WORK INSTRUCTIONS:
Every record must be written out once more, with nothing added or omitted.
------ RECORDS SUPPLIED
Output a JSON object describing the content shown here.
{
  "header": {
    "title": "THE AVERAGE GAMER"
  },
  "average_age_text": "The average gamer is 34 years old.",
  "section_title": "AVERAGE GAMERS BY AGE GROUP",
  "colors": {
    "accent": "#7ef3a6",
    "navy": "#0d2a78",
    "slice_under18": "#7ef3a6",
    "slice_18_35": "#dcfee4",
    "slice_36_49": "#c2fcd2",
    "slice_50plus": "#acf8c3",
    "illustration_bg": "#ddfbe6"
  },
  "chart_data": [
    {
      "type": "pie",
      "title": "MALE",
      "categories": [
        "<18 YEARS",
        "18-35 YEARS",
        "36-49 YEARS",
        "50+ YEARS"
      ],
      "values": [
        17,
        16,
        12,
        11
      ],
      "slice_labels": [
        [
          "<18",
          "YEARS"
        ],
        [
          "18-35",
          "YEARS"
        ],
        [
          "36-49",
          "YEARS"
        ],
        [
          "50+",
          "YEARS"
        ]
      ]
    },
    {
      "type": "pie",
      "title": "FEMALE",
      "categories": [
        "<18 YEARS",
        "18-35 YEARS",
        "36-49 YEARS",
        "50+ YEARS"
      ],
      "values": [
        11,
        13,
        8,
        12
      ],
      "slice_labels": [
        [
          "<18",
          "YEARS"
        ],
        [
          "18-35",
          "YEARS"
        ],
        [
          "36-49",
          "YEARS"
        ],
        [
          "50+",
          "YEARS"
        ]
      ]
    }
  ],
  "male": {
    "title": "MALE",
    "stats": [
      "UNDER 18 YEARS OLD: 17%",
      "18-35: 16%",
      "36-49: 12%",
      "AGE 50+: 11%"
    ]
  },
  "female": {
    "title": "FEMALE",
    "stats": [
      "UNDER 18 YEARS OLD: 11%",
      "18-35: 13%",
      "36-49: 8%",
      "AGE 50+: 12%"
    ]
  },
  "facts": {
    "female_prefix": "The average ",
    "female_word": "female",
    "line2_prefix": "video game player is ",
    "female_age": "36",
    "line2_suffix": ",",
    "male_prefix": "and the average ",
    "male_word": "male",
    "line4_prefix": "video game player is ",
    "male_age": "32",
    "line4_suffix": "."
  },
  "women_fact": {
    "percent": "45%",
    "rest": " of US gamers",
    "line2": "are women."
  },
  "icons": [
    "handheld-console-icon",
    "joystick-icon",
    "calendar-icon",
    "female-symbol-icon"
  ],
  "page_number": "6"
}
------------
TASK OUTPUT:
Output a JSON object describing the content shown here.
{
  "header": {
    "title": "THE AVERAGE GAMER"
  },
  "average_age_text": "The average gamer is 34 years old.",
  "section_title": "AVERAGE GAMERS BY AGE GROUP",
  "colors": {
    "accent": "#7ef3a6",
    "navy": "#0d2a78",
    "slice_under18": "#7ef3a6",
    "slice_18_35": "#dcfee4",
    "slice_36_49": "#c2fcd2",
    "slice_50plus": "#acf8c3",
    "illustration_bg": "#ddfbe6"
  },
  "chart_data": [
    {
      "type": "pie",
      "title": "MALE",
      "categories": [
        "<18 YEARS",
        "18-35 YEARS",
        "36-49 YEARS",
        "50+ YEARS"
      ],
      "values": [
        17,
        16,
        12,
        11
      ],
      "slice_labels": [
        [
          "<18",
          "YEARS"
        ],
        [
          "18-35",
          "YEARS"
        ],
        [
          "36-49",
          "YEARS"
        ],
        [
          "50+",
          "YEARS"
        ]
      ]
    },
    {
      "type": "pie",
      "title": "FEMALE",
      "categories": [
        "<18 YEARS",
        "18-35 YEARS",
        "36-49 YEARS",
        "50+ YEARS"
      ],
      "values": [
        11,
        13,
        8,
        12
      ],
      "slice_labels": [
        [
          "<18",
          "YEARS"
        ],
        [
          "18-35",
          "YEARS"
        ],
        [
          "36-49",
          "YEARS"
        ],
        [
          "50+",
          "YEARS"
        ]
      ]
    }
  ],
  "male": {
    "title": "MALE",
    "stats": [
      "UNDER 18 YEARS OLD: 17%",
      "18-35: 16%",
      "36-49: 12%",
      "AGE 50+: 11%"
    ]
  },
  "female": {
    "title": "FEMALE",
    "stats": [
      "UNDER 18 YEARS OLD: 11%",
      "18-35: 13%",
      "36-49: 8%",
      "AGE 50+: 12%"
    ]
  },
  "facts": {
    "female_prefix": "The average ",
    "female_word": "female",
    "line2_prefix": "video game player is ",
    "female_age": "36",
    "line2_suffix": ",",
    "male_prefix": "and the average ",
    "male_word": "male",
    "line4_prefix": "video game player is ",
    "male_age": "32",
    "line4_suffix": "."
  },
  "women_fact": {
    "percent": "45%",
    "rest": " of US gamers",
    "line2": "are women."
  },
  "icons": [
    "handheld-console-icon",
    "joystick-icon",
    "calendar-icon",
    "female-symbol-icon"
  ],
  "page_number": "6"
}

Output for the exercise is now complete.